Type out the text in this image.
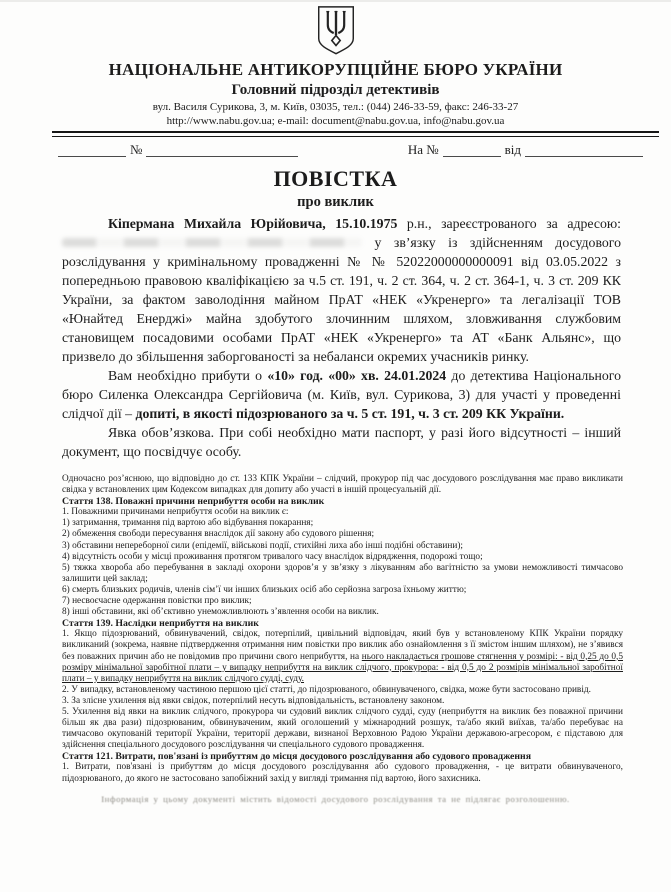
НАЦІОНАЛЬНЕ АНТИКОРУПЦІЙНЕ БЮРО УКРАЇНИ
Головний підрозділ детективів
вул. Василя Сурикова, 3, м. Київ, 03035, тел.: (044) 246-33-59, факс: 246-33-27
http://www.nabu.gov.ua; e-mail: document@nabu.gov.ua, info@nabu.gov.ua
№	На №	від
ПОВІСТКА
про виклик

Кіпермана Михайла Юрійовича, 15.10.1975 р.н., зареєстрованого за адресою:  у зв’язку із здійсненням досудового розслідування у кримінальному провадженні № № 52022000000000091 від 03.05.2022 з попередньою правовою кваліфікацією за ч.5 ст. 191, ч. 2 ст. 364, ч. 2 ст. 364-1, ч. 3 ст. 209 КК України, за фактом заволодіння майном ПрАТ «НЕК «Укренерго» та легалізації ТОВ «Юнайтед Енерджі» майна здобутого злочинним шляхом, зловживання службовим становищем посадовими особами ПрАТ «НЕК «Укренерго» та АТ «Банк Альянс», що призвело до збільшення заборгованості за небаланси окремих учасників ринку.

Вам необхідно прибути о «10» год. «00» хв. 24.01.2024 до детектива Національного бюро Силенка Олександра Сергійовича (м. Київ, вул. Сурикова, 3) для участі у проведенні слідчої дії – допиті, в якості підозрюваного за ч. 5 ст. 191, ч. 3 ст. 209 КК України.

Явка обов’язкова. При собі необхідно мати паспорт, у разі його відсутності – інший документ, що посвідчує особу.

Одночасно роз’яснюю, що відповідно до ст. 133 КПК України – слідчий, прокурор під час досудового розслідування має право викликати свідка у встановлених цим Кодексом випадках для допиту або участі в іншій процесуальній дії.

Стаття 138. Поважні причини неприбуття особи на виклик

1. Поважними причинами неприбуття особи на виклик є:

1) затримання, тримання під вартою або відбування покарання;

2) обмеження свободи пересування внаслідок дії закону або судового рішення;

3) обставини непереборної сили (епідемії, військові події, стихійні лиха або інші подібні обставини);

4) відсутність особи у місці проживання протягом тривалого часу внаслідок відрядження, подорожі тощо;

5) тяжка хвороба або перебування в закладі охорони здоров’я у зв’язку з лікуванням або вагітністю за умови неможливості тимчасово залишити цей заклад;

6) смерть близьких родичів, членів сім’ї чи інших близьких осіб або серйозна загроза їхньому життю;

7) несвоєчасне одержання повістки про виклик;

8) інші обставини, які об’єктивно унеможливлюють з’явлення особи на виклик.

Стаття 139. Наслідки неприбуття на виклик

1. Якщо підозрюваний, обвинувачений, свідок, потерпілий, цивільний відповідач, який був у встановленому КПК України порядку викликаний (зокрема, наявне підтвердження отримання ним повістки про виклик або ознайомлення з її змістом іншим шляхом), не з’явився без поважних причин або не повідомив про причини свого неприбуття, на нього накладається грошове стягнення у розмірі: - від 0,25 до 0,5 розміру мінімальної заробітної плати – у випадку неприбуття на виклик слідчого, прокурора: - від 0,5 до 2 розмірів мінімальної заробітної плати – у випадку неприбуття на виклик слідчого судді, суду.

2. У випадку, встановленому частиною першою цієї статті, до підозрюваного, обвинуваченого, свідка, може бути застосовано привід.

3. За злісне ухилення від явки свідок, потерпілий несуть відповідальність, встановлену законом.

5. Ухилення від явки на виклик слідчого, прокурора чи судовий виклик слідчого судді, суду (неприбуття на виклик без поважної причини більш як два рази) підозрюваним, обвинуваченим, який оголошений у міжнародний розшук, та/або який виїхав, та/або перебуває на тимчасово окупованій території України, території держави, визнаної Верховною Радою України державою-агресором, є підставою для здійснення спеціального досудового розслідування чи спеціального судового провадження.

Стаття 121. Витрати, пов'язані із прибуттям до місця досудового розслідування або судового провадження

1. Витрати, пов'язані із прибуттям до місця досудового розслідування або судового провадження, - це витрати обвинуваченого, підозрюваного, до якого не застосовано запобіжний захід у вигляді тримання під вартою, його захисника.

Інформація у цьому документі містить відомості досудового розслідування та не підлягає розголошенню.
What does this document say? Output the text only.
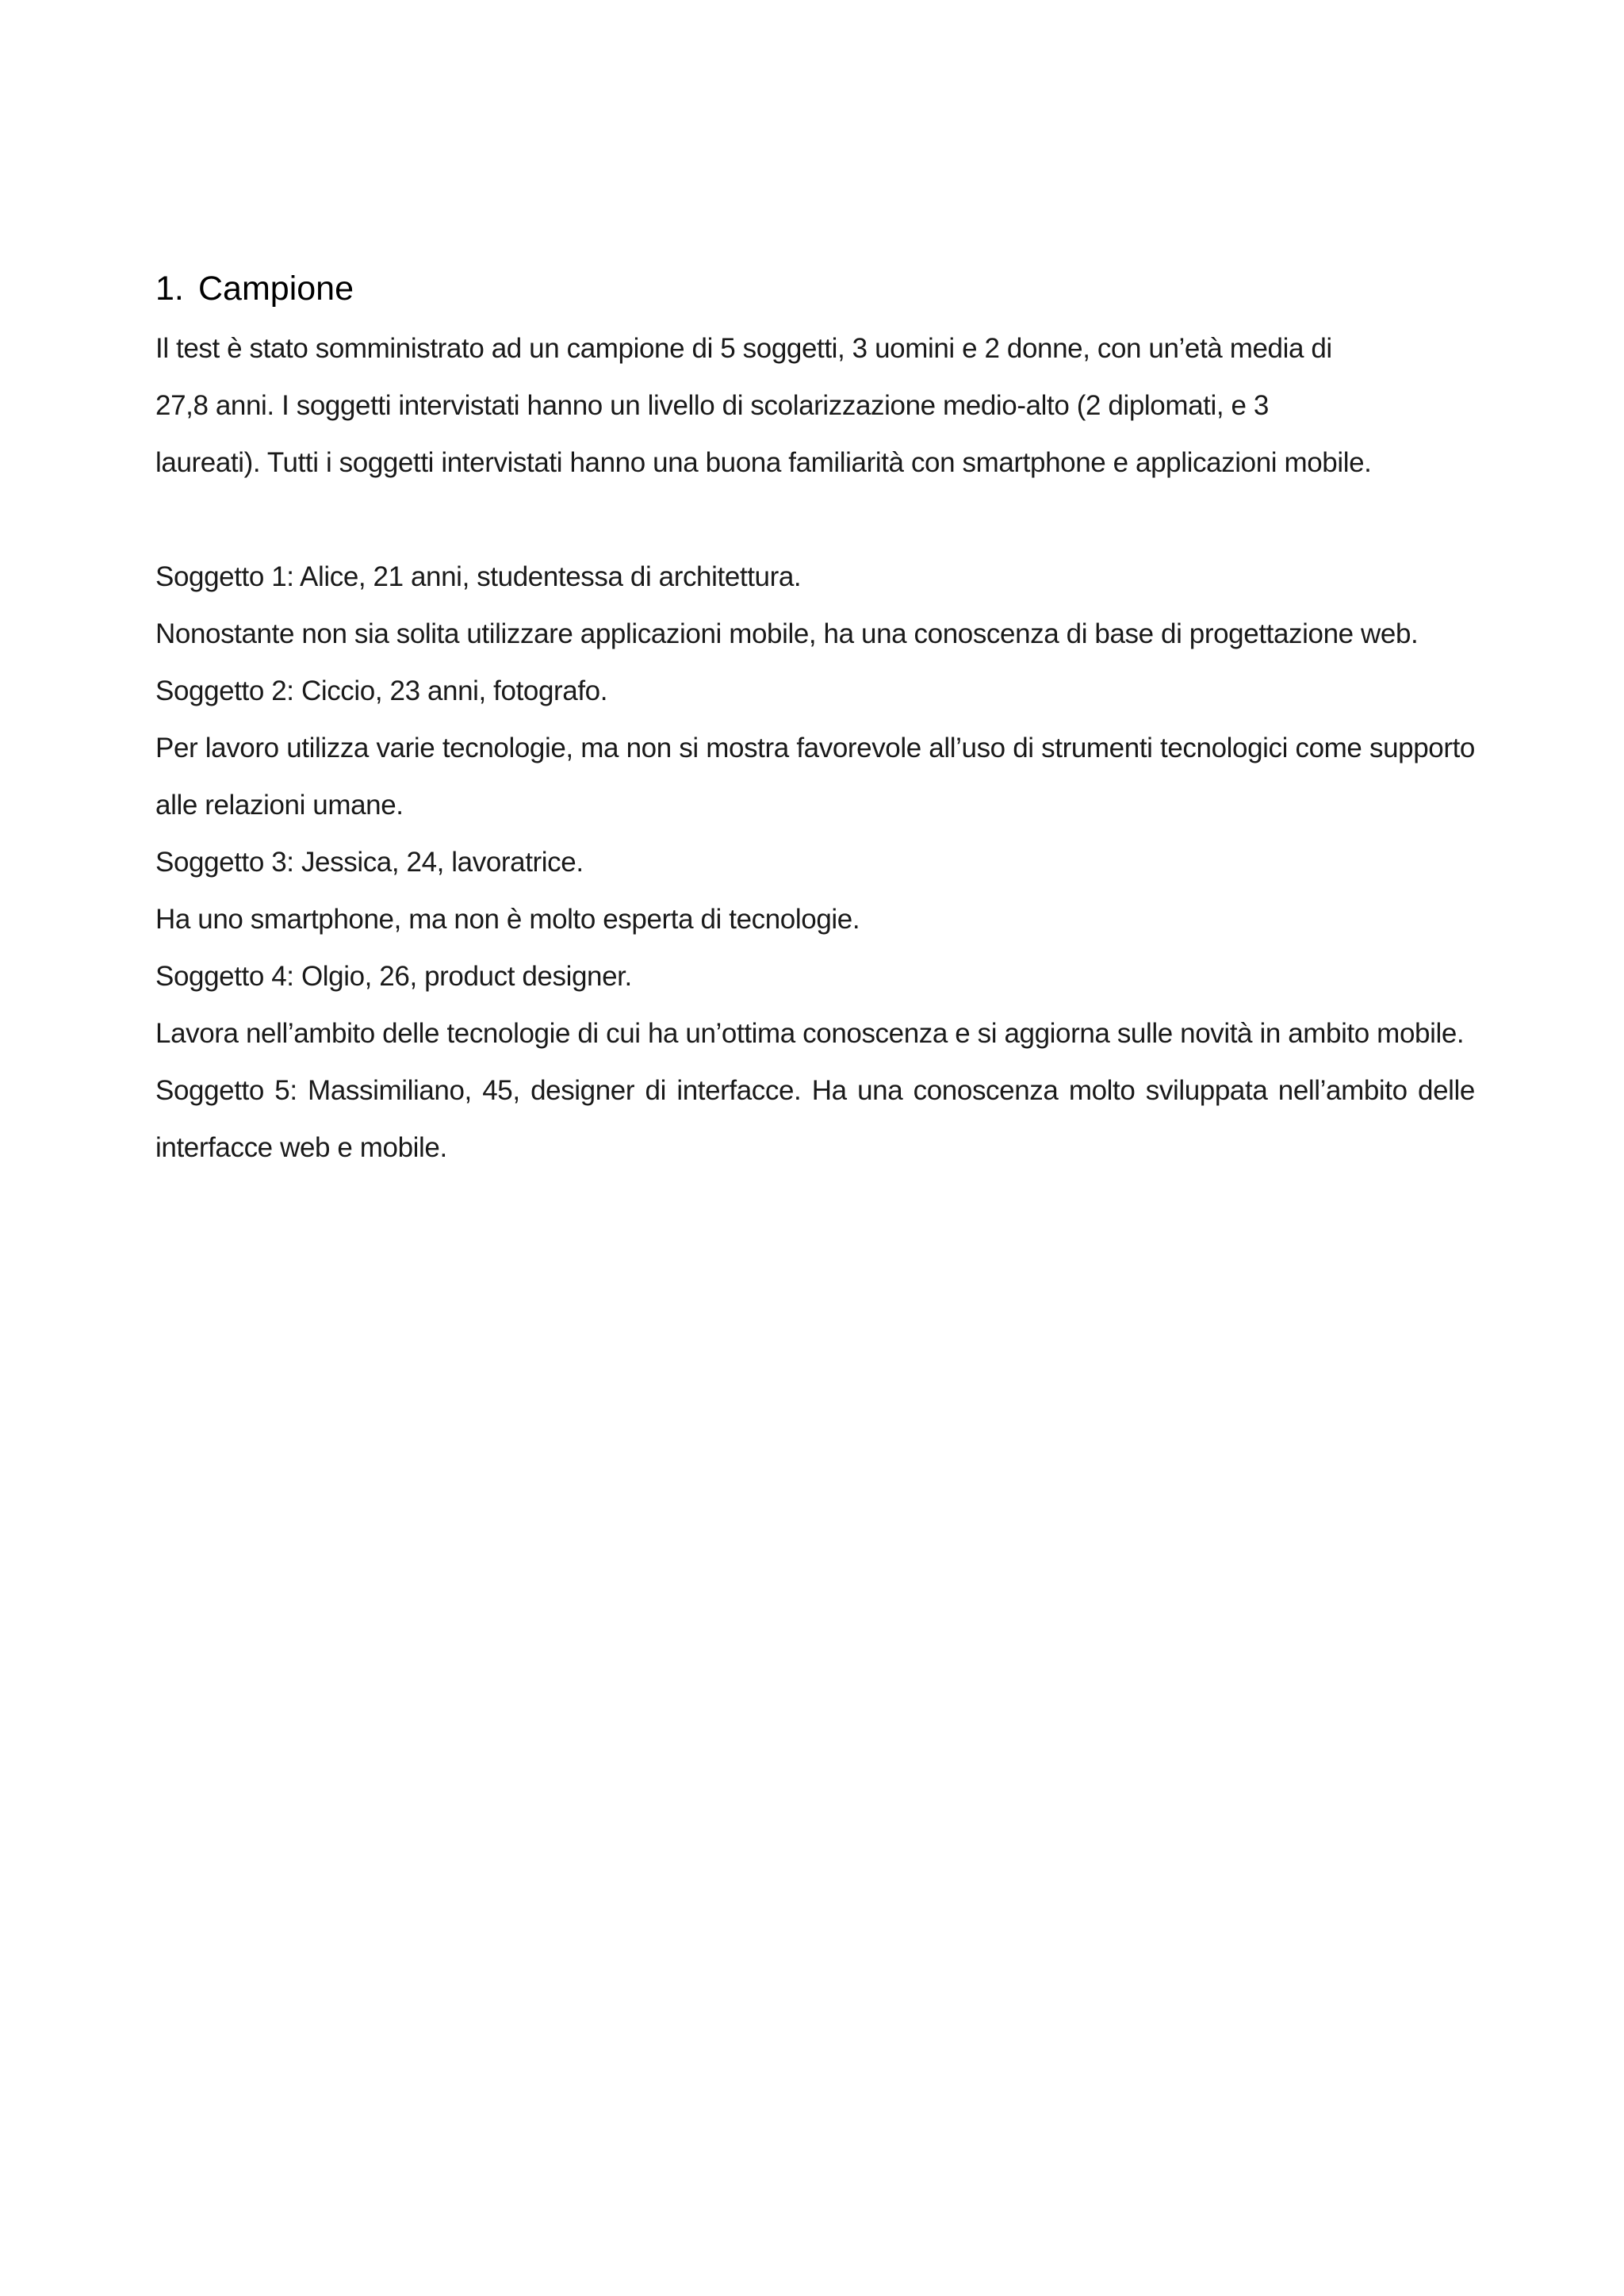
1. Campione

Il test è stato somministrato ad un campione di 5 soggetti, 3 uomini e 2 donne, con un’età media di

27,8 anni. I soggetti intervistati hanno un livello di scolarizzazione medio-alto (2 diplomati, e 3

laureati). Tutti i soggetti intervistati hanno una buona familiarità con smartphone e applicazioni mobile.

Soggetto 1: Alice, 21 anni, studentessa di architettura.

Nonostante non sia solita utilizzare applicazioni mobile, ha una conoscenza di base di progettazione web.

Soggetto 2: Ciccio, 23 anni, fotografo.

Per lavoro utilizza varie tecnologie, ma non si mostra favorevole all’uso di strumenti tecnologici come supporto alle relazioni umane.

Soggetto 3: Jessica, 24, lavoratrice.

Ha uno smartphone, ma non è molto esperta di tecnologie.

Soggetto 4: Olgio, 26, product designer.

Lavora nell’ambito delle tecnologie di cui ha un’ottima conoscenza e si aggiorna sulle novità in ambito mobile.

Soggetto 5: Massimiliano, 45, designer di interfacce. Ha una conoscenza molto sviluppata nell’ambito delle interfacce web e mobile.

* * *

### Instruction
The lines to write out run from the one containing "What does this" through the final line of the material above, both included; write them out exactly, with no pictures.

### Written reply
What does this document say? Output the text only.
1. Campione

Il test è stato somministrato ad un campione di 5 soggetti, 3 uomini e 2 donne, con un’età media di

27,8 anni. I soggetti intervistati hanno un livello di scolarizzazione medio-alto (2 diplomati, e 3

laureati). Tutti i soggetti intervistati hanno una buona familiarità con smartphone e applicazioni mobile.

Soggetto 1: Alice, 21 anni, studentessa di architettura.

Nonostante non sia solita utilizzare applicazioni mobile, ha una conoscenza di base di progettazione web.

Soggetto 2: Ciccio, 23 anni, fotografo.

Per lavoro utilizza varie tecnologie, ma non si mostra favorevole all’uso di strumenti tecnologici come supporto alle relazioni umane.

Soggetto 3: Jessica, 24, lavoratrice.

Ha uno smartphone, ma non è molto esperta di tecnologie.

Soggetto 4: Olgio, 26, product designer.

Lavora nell’ambito delle tecnologie di cui ha un’ottima conoscenza e si aggiorna sulle novità in ambito mobile.

Soggetto 5: Massimiliano, 45, designer di interfacce. Ha una conoscenza molto sviluppata nell’ambito delle interfacce web e mobile.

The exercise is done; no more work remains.